Write the listing out again, all of it, word for word.

[Rows from a figure dataset]
= = = = = = =
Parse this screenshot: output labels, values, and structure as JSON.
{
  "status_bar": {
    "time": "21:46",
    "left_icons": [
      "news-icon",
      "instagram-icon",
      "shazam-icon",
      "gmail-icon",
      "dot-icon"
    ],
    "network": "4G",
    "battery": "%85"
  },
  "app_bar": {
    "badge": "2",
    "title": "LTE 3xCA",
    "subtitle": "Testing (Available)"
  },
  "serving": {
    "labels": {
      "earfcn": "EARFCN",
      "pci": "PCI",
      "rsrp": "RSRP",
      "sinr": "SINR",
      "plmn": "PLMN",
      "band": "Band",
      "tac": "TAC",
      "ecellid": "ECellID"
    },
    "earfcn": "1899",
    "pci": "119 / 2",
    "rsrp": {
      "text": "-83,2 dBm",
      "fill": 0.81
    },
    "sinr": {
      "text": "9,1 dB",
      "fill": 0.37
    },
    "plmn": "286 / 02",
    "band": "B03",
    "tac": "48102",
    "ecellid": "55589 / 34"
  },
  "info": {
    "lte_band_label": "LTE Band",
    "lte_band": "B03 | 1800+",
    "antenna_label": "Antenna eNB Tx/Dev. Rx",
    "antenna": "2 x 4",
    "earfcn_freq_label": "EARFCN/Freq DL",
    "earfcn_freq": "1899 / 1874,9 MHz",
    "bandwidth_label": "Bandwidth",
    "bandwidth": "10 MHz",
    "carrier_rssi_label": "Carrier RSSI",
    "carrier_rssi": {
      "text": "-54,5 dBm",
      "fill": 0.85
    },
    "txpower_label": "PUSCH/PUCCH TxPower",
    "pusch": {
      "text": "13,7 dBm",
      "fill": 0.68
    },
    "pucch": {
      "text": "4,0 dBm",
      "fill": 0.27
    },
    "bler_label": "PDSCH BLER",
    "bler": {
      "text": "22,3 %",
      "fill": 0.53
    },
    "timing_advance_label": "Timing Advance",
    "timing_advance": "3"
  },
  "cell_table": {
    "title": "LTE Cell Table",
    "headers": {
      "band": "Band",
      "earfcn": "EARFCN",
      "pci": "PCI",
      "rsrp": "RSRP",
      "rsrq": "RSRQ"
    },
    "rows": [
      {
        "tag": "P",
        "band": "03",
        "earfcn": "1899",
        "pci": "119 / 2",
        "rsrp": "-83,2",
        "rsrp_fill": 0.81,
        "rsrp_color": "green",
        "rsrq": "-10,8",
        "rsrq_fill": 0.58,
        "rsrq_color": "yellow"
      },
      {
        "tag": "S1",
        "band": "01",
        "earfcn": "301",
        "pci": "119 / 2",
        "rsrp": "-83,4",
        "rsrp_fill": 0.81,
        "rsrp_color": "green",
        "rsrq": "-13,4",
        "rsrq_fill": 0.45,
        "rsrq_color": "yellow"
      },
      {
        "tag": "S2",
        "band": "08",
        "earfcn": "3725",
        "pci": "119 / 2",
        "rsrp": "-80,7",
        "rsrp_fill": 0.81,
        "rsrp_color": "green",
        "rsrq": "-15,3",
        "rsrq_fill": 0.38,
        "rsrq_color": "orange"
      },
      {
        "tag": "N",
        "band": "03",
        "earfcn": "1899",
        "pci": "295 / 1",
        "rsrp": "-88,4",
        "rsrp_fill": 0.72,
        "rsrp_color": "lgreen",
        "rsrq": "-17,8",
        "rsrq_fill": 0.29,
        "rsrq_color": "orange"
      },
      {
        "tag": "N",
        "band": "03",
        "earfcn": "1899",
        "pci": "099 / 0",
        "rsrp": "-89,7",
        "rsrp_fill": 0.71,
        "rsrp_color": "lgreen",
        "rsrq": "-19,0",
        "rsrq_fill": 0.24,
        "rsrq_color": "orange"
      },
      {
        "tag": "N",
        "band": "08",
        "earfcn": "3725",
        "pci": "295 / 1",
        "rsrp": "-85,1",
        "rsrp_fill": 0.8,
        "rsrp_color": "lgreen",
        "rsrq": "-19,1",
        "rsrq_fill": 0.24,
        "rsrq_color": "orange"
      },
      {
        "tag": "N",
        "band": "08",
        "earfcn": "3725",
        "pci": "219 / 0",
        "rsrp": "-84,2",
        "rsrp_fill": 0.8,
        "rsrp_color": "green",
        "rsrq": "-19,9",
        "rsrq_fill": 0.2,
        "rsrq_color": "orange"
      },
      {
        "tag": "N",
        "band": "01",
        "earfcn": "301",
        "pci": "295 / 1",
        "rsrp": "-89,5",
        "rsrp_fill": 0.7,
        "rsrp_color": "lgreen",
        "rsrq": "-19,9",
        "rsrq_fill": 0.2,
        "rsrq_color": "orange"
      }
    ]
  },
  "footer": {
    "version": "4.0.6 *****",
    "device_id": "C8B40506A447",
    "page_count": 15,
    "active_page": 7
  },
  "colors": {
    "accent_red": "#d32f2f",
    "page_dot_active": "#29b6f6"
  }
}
= = = = = = =
- **RESPONSE TO THIS EXERCISE**
Parse this screenshot: output labels, values, and structure as JSON.
{
  "status_bar": {
    "time": "21:46",
    "left_icons": [
      "news-icon",
      "instagram-icon",
      "shazam-icon",
      "gmail-icon",
      "dot-icon"
    ],
    "network": "4G",
    "battery": "%85"
  },
  "app_bar": {
    "badge": "2",
    "title": "LTE 3xCA",
    "subtitle": "Testing (Available)"
  },
  "serving": {
    "labels": {
      "earfcn": "EARFCN",
      "pci": "PCI",
      "rsrp": "RSRP",
      "sinr": "SINR",
      "plmn": "PLMN",
      "band": "Band",
      "tac": "TAC",
      "ecellid": "ECellID"
    },
    "earfcn": "1899",
    "pci": "119 / 2",
    "rsrp": {
      "text": "-83,2 dBm",
      "fill": 0.81
    },
    "sinr": {
      "text": "9,1 dB",
      "fill": 0.37
    },
    "plmn": "286 / 02",
    "band": "B03",
    "tac": "48102",
    "ecellid": "55589 / 34"
  },
  "info": {
    "lte_band_label": "LTE Band",
    "lte_band": "B03 | 1800+",
    "antenna_label": "Antenna eNB Tx/Dev. Rx",
    "antenna": "2 x 4",
    "earfcn_freq_label": "EARFCN/Freq DL",
    "earfcn_freq": "1899 / 1874,9 MHz",
    "bandwidth_label": "Bandwidth",
    "bandwidth": "10 MHz",
    "carrier_rssi_label": "Carrier RSSI",
    "carrier_rssi": {
      "text": "-54,5 dBm",
      "fill": 0.85
    },
    "txpower_label": "PUSCH/PUCCH TxPower",
    "pusch": {
      "text": "13,7 dBm",
      "fill": 0.68
    },
    "pucch": {
      "text": "4,0 dBm",
      "fill": 0.27
    },
    "bler_label": "PDSCH BLER",
    "bler": {
      "text": "22,3 %",
      "fill": 0.53
    },
    "timing_advance_label": "Timing Advance",
    "timing_advance": "3"
  },
  "cell_table": {
    "title": "LTE Cell Table",
    "headers": {
      "band": "Band",
      "earfcn": "EARFCN",
      "pci": "PCI",
      "rsrp": "RSRP",
      "rsrq": "RSRQ"
    },
    "rows": [
      {
        "tag": "P",
        "band": "03",
        "earfcn": "1899",
        "pci": "119 / 2",
        "rsrp": "-83,2",
        "rsrp_fill": 0.81,
        "rsrp_color": "green",
        "rsrq": "-10,8",
        "rsrq_fill": 0.58,
        "rsrq_color": "yellow"
      },
      {
        "tag": "S1",
        "band": "01",
        "earfcn": "301",
        "pci": "119 / 2",
        "rsrp": "-83,4",
        "rsrp_fill": 0.81,
        "rsrp_color": "green",
        "rsrq": "-13,4",
        "rsrq_fill": 0.45,
        "rsrq_color": "yellow"
      },
      {
        "tag": "S2",
        "band": "08",
        "earfcn": "3725",
        "pci": "119 / 2",
        "rsrp": "-80,7",
        "rsrp_fill": 0.81,
        "rsrp_color": "green",
        "rsrq": "-15,3",
        "rsrq_fill": 0.38,
        "rsrq_color": "orange"
      },
      {
        "tag": "N",
        "band": "03",
        "earfcn": "1899",
        "pci": "295 / 1",
        "rsrp": "-88,4",
        "rsrp_fill": 0.72,
        "rsrp_color": "lgreen",
        "rsrq": "-17,8",
        "rsrq_fill": 0.29,
        "rsrq_color": "orange"
      },
      {
        "tag": "N",
        "band": "03",
        "earfcn": "1899",
        "pci": "099 / 0",
        "rsrp": "-89,7",
        "rsrp_fill": 0.71,
        "rsrp_color": "lgreen",
        "rsrq": "-19,0",
        "rsrq_fill": 0.24,
        "rsrq_color": "orange"
      },
      {
        "tag": "N",
        "band": "08",
        "earfcn": "3725",
        "pci": "295 / 1",
        "rsrp": "-85,1",
        "rsrp_fill": 0.8,
        "rsrp_color": "lgreen",
        "rsrq": "-19,1",
        "rsrq_fill": 0.24,
        "rsrq_color": "orange"
      },
      {
        "tag": "N",
        "band": "08",
        "earfcn": "3725",
        "pci": "219 / 0",
        "rsrp": "-84,2",
        "rsrp_fill": 0.8,
        "rsrp_color": "green",
        "rsrq": "-19,9",
        "rsrq_fill": 0.2,
        "rsrq_color": "orange"
      },
      {
        "tag": "N",
        "band": "01",
        "earfcn": "301",
        "pci": "295 / 1",
        "rsrp": "-89,5",
        "rsrp_fill": 0.7,
        "rsrp_color": "lgreen",
        "rsrq": "-19,9",
        "rsrq_fill": 0.2,
        "rsrq_color": "orange"
      }
    ]
  },
  "footer": {
    "version": "4.0.6 *****",
    "device_id": "C8B40506A447",
    "page_count": 15,
    "active_page": 7
  },
  "colors": {
    "accent_red": "#d32f2f",
    "page_dot_active": "#29b6f6"
  }
}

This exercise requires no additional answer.